* **Short task**
What follows is a set of records; repeat all of them exactly.

··· Records to process ···

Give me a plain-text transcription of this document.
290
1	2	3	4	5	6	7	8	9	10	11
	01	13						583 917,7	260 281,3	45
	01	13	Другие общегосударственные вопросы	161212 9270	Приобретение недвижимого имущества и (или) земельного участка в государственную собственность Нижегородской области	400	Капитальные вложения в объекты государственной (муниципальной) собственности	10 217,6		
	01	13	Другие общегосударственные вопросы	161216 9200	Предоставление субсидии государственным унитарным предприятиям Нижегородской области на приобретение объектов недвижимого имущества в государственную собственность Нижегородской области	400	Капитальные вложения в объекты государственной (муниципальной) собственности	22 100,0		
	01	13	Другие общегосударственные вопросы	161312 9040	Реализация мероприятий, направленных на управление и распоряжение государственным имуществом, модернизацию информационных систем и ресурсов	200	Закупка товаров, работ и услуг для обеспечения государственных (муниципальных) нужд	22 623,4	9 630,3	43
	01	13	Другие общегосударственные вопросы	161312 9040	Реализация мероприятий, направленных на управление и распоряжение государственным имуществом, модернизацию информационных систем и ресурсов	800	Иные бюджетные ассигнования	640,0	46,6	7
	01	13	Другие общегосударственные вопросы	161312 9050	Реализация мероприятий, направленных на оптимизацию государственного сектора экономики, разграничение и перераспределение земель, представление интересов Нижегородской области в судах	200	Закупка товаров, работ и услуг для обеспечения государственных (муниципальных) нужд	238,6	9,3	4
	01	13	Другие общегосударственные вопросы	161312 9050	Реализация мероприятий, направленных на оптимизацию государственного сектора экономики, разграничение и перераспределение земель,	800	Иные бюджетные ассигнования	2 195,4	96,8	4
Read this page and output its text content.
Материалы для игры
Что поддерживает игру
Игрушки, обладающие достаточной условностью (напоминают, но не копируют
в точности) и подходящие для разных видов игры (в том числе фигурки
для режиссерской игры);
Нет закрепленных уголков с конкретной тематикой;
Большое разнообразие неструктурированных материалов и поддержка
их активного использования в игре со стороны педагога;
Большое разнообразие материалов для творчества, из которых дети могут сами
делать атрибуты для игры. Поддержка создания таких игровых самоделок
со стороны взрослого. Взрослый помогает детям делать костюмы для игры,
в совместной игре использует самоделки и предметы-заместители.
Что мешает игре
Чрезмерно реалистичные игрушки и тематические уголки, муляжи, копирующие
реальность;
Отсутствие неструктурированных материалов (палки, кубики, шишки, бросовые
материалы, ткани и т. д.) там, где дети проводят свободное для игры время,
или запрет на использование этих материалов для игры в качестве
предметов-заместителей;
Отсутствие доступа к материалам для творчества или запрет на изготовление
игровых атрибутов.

···

* **Final answer**
Give me a plain-text transcription of this document.
290
1	2	3	4	5	6	7	8	9	10	11
	01	13						583 917,7	260 281,3	45
	01	13	Другие общегосударственные вопросы	161212 9270	Приобретение недвижимого имущества и (или) земельного участка в государственную собственность Нижегородской области	400	Капитальные вложения в объекты государственной (муниципальной) собственности	10 217,6		
	01	13	Другие общегосударственные вопросы	161216 9200	Предоставление субсидии государственным унитарным предприятиям Нижегородской области на приобретение объектов недвижимого имущества в государственную собственность Нижегородской области	400	Капитальные вложения в объекты государственной (муниципальной) собственности	22 100,0		
	01	13	Другие общегосударственные вопросы	161312 9040	Реализация мероприятий, направленных на управление и распоряжение государственным имуществом, модернизацию информационных систем и ресурсов	200	Закупка товаров, работ и услуг для обеспечения государственных (муниципальных) нужд	22 623,4	9 630,3	43
	01	13	Другие общегосударственные вопросы	161312 9040	Реализация мероприятий, направленных на управление и распоряжение государственным имуществом, модернизацию информационных систем и ресурсов	800	Иные бюджетные ассигнования	640,0	46,6	7
	01	13	Другие общегосударственные вопросы	161312 9050	Реализация мероприятий, направленных на оптимизацию государственного сектора экономики, разграничение и перераспределение земель, представление интересов Нижегородской области в судах	200	Закупка товаров, работ и услуг для обеспечения государственных (муниципальных) нужд	238,6	9,3	4
	01	13	Другие общегосударственные вопросы	161312 9050	Реализация мероприятий, направленных на оптимизацию государственного сектора экономики, разграничение и перераспределение земель,	800	Иные бюджетные ассигнования	2 195,4	96,8	4
Read this page and output its text content.
Материалы для игры
Что поддерживает игру
Игрушки, обладающие достаточной условностью (напоминают, но не копируют
в точности) и подходящие для разных видов игры (в том числе фигурки
для режиссерской игры);
Нет закрепленных уголков с конкретной тематикой;
Большое разнообразие неструктурированных материалов и поддержка
их активного использования в игре со стороны педагога;
Большое разнообразие материалов для творчества, из которых дети могут сами
делать атрибуты для игры. Поддержка создания таких игровых самоделок
со стороны взрослого. Взрослый помогает детям делать костюмы для игры,
в совместной игре использует самоделки и предметы-заместители.
Что мешает игре
Чрезмерно реалистичные игрушки и тематические уголки, муляжи, копирующие
реальность;
Отсутствие неструктурированных материалов (палки, кубики, шишки, бросовые
материалы, ткани и т. д.) там, где дети проводят свободное для игры время,
или запрет на использование этих материалов для игры в качестве
предметов-заместителей;
Отсутствие доступа к материалам для творчества или запрет на изготовление
игровых атрибутов.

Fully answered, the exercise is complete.